Exercise brief =>
Pick out all lines in the listing holding the string "volgroup" and copy them.

# start of Exercise data

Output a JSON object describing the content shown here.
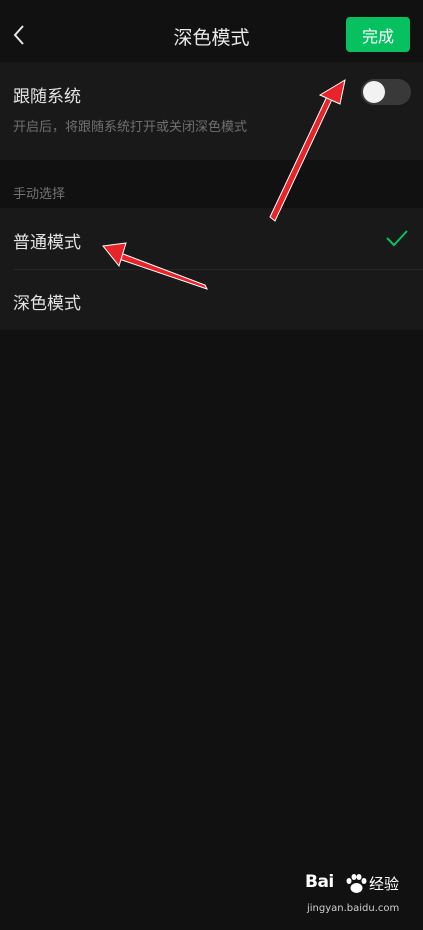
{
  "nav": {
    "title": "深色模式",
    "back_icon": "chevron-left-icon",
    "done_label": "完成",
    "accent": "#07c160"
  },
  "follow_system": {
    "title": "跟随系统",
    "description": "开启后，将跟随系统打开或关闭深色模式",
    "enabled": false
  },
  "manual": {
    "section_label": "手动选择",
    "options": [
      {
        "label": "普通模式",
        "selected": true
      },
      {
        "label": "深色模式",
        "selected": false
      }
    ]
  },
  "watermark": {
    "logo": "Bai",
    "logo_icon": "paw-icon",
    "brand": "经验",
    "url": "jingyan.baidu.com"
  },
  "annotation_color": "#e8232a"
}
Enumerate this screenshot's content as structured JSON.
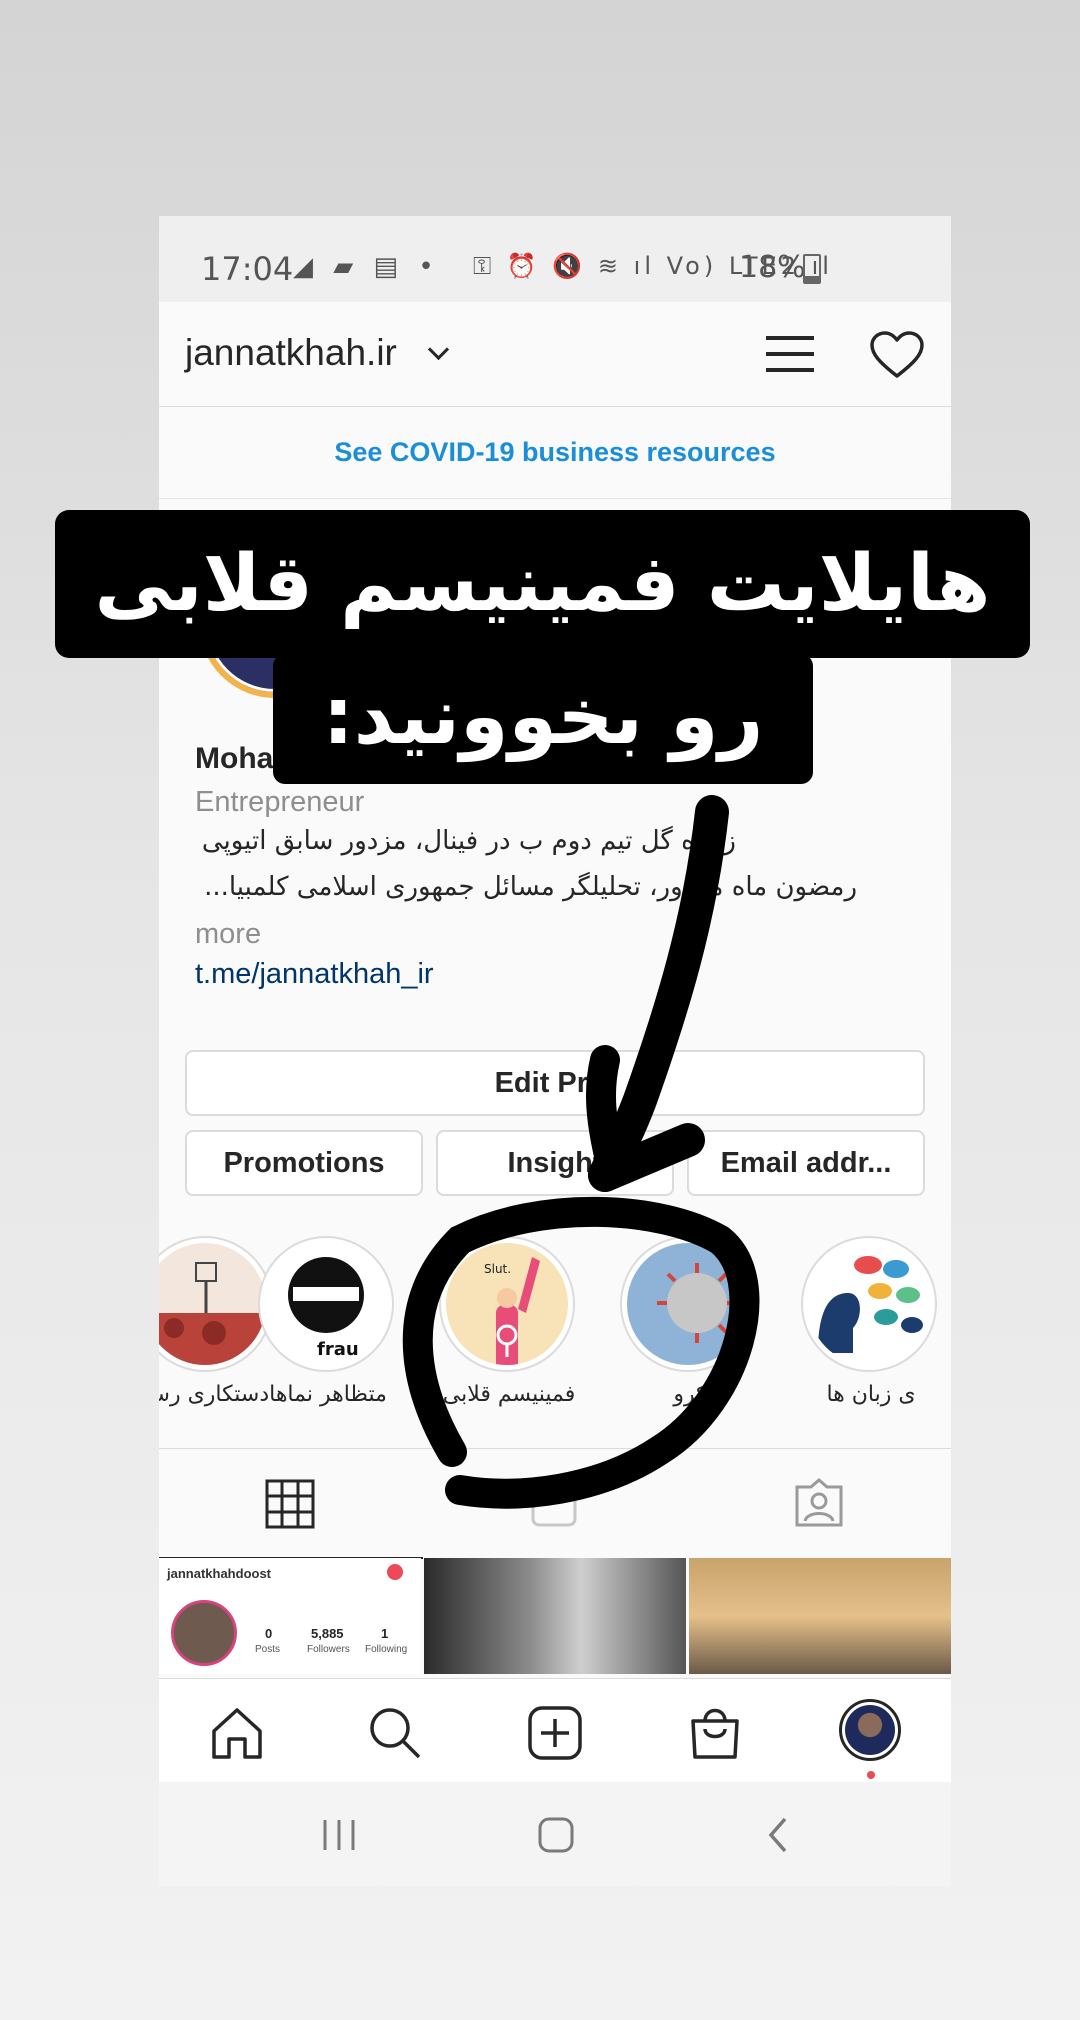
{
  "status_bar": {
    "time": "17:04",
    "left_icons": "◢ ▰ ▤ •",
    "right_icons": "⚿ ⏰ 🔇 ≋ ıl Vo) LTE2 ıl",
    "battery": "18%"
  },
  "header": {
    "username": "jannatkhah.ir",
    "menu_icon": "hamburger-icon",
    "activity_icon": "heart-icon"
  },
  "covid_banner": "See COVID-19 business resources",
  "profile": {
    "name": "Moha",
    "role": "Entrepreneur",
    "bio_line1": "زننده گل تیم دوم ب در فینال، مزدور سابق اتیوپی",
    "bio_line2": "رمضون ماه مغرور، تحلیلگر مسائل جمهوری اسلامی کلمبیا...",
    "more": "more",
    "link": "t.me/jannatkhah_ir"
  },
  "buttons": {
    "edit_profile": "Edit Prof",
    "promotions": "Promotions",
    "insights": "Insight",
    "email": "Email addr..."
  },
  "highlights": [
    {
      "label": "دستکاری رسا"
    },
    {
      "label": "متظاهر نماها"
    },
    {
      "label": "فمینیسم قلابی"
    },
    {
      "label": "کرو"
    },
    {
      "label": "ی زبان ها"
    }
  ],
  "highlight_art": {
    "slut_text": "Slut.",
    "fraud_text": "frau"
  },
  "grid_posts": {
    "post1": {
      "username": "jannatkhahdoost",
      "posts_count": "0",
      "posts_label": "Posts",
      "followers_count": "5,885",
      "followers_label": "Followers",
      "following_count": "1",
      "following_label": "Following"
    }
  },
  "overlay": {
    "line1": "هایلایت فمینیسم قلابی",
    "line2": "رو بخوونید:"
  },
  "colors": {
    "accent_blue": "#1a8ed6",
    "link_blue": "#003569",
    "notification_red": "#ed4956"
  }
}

# end of Exercise data
# start of Exercise data

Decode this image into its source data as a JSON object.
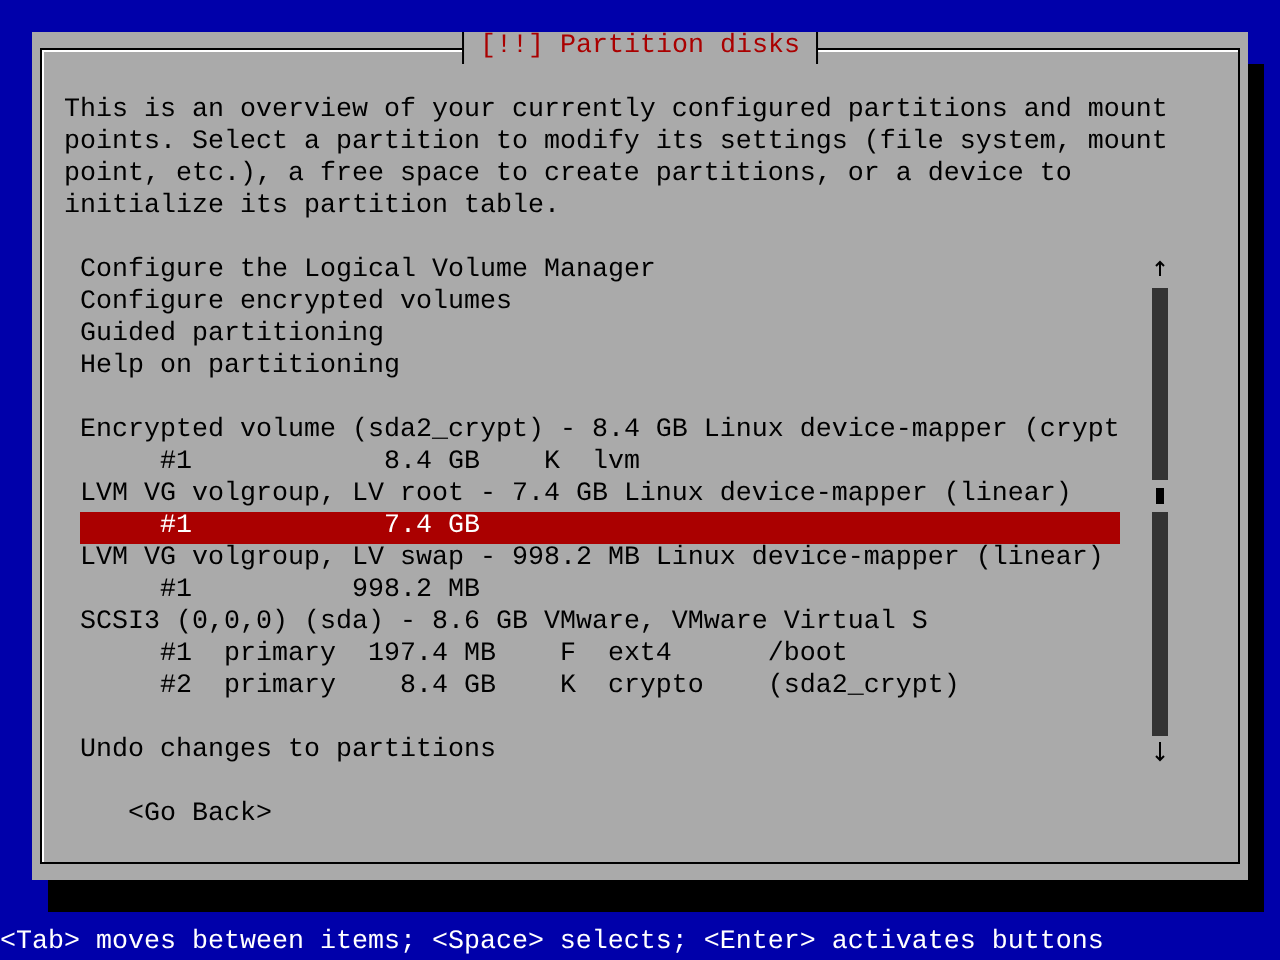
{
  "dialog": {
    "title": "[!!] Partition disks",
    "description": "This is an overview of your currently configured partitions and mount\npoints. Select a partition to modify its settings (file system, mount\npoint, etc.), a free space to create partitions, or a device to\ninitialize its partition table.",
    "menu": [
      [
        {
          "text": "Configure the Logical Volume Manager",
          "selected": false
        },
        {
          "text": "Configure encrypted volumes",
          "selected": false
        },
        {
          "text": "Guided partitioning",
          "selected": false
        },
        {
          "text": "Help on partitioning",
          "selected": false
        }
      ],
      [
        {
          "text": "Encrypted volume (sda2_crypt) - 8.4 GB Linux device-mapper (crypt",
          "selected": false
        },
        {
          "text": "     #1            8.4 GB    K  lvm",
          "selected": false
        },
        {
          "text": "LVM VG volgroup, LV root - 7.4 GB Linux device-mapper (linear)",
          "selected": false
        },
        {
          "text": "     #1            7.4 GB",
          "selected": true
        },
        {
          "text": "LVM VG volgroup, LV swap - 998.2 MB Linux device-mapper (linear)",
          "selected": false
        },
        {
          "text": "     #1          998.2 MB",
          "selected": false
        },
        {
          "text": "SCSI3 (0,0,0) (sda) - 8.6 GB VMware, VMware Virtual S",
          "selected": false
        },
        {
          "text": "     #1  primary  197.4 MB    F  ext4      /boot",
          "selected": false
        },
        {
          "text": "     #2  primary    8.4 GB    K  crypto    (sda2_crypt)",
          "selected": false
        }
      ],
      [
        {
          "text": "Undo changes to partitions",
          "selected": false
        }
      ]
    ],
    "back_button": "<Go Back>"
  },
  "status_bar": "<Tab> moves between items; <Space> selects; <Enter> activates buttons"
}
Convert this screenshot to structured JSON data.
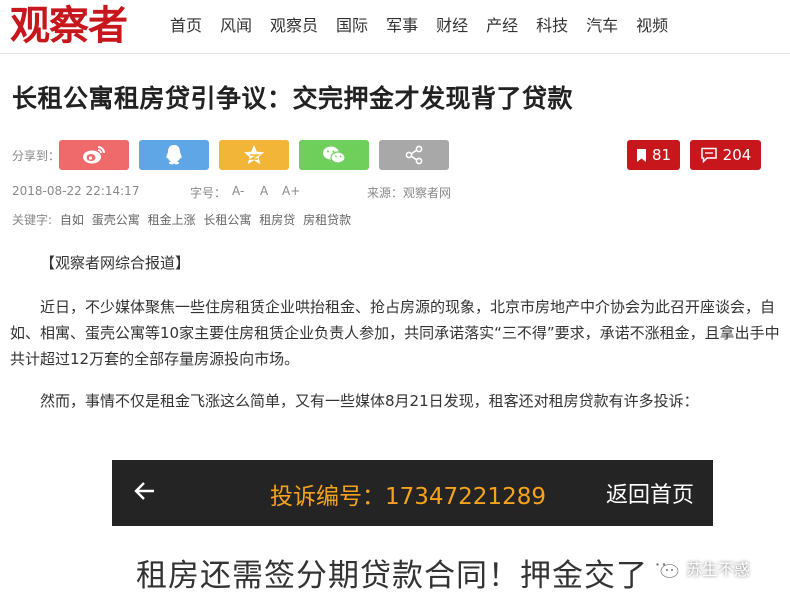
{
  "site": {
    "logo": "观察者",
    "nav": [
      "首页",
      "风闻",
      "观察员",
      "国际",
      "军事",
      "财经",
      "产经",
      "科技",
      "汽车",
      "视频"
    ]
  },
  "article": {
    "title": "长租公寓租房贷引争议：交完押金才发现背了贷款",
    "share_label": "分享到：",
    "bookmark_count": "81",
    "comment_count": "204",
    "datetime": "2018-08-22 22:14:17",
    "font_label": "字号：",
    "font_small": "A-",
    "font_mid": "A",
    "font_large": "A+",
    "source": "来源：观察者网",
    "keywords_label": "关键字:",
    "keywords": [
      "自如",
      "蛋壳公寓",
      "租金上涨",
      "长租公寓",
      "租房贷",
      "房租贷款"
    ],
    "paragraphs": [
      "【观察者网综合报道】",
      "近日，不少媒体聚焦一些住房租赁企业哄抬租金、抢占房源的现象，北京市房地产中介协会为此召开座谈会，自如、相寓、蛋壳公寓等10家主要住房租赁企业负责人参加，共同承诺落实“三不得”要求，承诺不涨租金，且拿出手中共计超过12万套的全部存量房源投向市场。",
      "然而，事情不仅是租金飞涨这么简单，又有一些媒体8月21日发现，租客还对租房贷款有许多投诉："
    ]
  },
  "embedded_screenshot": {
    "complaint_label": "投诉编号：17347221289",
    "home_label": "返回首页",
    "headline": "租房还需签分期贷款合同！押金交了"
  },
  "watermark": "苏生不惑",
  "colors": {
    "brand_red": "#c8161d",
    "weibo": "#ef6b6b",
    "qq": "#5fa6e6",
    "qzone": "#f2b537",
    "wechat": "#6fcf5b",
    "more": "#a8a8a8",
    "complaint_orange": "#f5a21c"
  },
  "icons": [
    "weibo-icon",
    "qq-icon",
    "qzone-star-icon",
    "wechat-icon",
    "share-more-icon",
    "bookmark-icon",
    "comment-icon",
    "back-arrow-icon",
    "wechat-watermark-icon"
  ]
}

# end of Exercise data

Response to this task =>
          "text": "LVM VG volgroup, LV root - 7.4 GB Linux device-mapper (linear)",
          "text": "LVM VG volgroup, LV swap - 998.2 MB Linux device-mapper (linear)",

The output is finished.